*What is being asked*:
Write each record again exactly as it stands.

*Given records*:
****************
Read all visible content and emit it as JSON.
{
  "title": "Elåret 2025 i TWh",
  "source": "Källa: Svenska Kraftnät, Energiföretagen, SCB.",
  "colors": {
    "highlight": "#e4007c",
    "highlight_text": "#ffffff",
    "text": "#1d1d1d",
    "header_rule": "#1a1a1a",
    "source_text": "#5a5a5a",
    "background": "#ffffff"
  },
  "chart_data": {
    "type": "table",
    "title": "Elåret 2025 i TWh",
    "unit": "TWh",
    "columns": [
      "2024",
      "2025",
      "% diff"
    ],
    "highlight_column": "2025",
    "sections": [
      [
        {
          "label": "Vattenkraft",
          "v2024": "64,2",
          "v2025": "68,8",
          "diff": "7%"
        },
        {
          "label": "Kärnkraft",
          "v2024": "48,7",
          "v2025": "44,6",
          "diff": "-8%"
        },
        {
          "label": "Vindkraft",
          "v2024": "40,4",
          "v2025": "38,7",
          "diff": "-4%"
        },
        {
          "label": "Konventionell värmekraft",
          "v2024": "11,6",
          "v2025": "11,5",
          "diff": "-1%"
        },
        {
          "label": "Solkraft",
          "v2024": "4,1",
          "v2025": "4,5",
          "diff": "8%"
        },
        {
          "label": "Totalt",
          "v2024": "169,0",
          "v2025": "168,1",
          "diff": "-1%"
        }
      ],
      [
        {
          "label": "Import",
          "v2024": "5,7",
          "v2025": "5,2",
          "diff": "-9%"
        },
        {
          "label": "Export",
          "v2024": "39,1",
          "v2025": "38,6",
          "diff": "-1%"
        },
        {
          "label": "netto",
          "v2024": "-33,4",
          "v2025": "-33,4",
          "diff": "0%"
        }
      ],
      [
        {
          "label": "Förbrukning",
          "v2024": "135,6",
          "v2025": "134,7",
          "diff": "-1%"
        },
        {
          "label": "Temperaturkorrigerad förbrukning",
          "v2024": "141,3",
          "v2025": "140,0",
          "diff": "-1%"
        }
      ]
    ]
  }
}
****************
*Expected answer*:
Read all visible content and emit it as JSON.
{
  "title": "Elåret 2025 i TWh",
  "source": "Källa: Svenska Kraftnät, Energiföretagen, SCB.",
  "colors": {
    "highlight": "#e4007c",
    "highlight_text": "#ffffff",
    "text": "#1d1d1d",
    "header_rule": "#1a1a1a",
    "source_text": "#5a5a5a",
    "background": "#ffffff"
  },
  "chart_data": {
    "type": "table",
    "title": "Elåret 2025 i TWh",
    "unit": "TWh",
    "columns": [
      "2024",
      "2025",
      "% diff"
    ],
    "highlight_column": "2025",
    "sections": [
      [
        {
          "label": "Vattenkraft",
          "v2024": "64,2",
          "v2025": "68,8",
          "diff": "7%"
        },
        {
          "label": "Kärnkraft",
          "v2024": "48,7",
          "v2025": "44,6",
          "diff": "-8%"
        },
        {
          "label": "Vindkraft",
          "v2024": "40,4",
          "v2025": "38,7",
          "diff": "-4%"
        },
        {
          "label": "Konventionell värmekraft",
          "v2024": "11,6",
          "v2025": "11,5",
          "diff": "-1%"
        },
        {
          "label": "Solkraft",
          "v2024": "4,1",
          "v2025": "4,5",
          "diff": "8%"
        },
        {
          "label": "Totalt",
          "v2024": "169,0",
          "v2025": "168,1",
          "diff": "-1%"
        }
      ],
      [
        {
          "label": "Import",
          "v2024": "5,7",
          "v2025": "5,2",
          "diff": "-9%"
        },
        {
          "label": "Export",
          "v2024": "39,1",
          "v2025": "38,6",
          "diff": "-1%"
        },
        {
          "label": "netto",
          "v2024": "-33,4",
          "v2025": "-33,4",
          "diff": "0%"
        }
      ],
      [
        {
          "label": "Förbrukning",
          "v2024": "135,6",
          "v2025": "134,7",
          "diff": "-1%"
        },
        {
          "label": "Temperaturkorrigerad förbrukning",
          "v2024": "141,3",
          "v2025": "140,0",
          "diff": "-1%"
        }
      ]
    ]
  }
}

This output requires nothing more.